=== Task description ===
Emit the data below verbatim, stripping out any pictures.

Collected data entries:
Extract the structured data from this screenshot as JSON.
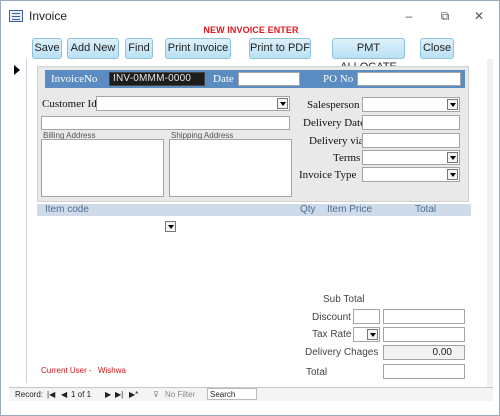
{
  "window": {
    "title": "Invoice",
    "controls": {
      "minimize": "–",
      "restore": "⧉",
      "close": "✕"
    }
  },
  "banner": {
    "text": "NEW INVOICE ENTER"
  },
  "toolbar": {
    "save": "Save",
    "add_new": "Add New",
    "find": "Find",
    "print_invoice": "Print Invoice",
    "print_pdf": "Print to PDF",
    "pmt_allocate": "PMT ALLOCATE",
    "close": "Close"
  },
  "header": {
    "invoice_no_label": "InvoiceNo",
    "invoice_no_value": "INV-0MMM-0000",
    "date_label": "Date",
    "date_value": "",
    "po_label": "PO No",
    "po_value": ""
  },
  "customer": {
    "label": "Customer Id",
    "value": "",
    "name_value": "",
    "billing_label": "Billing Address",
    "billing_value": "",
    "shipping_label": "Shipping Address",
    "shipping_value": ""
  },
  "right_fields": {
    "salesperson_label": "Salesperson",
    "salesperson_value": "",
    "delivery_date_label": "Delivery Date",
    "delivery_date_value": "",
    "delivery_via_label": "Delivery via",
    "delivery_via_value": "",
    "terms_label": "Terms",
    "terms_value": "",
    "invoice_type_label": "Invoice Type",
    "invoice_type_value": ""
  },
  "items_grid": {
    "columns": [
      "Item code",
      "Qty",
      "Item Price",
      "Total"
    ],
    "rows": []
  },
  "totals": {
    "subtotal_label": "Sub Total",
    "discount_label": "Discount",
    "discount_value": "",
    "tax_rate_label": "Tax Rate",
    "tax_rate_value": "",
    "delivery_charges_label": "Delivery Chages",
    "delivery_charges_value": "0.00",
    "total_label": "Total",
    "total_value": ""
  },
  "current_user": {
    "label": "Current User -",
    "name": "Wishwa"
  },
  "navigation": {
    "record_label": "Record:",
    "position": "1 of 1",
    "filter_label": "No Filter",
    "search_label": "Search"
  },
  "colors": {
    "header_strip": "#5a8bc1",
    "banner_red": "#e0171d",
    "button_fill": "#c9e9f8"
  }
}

=== The reply ===
Extract the structured data from this screenshot as JSON.
{
  "window": {
    "title": "Invoice",
    "controls": {
      "minimize": "–",
      "restore": "⧉",
      "close": "✕"
    }
  },
  "banner": {
    "text": "NEW INVOICE ENTER"
  },
  "toolbar": {
    "save": "Save",
    "add_new": "Add New",
    "find": "Find",
    "print_invoice": "Print Invoice",
    "print_pdf": "Print to PDF",
    "pmt_allocate": "PMT ALLOCATE",
    "close": "Close"
  },
  "header": {
    "invoice_no_label": "InvoiceNo",
    "invoice_no_value": "INV-0MMM-0000",
    "date_label": "Date",
    "date_value": "",
    "po_label": "PO No",
    "po_value": ""
  },
  "customer": {
    "label": "Customer Id",
    "value": "",
    "name_value": "",
    "billing_label": "Billing Address",
    "billing_value": "",
    "shipping_label": "Shipping Address",
    "shipping_value": ""
  },
  "right_fields": {
    "salesperson_label": "Salesperson",
    "salesperson_value": "",
    "delivery_date_label": "Delivery Date",
    "delivery_date_value": "",
    "delivery_via_label": "Delivery via",
    "delivery_via_value": "",
    "terms_label": "Terms",
    "terms_value": "",
    "invoice_type_label": "Invoice Type",
    "invoice_type_value": ""
  },
  "items_grid": {
    "columns": [
      "Item code",
      "Qty",
      "Item Price",
      "Total"
    ],
    "rows": []
  },
  "totals": {
    "subtotal_label": "Sub Total",
    "discount_label": "Discount",
    "discount_value": "",
    "tax_rate_label": "Tax Rate",
    "tax_rate_value": "",
    "delivery_charges_label": "Delivery Chages",
    "delivery_charges_value": "0.00",
    "total_label": "Total",
    "total_value": ""
  },
  "current_user": {
    "label": "Current User -",
    "name": "Wishwa"
  },
  "navigation": {
    "record_label": "Record:",
    "position": "1 of 1",
    "filter_label": "No Filter",
    "search_label": "Search"
  },
  "colors": {
    "header_strip": "#5a8bc1",
    "banner_red": "#e0171d",
    "button_fill": "#c9e9f8"
  }
}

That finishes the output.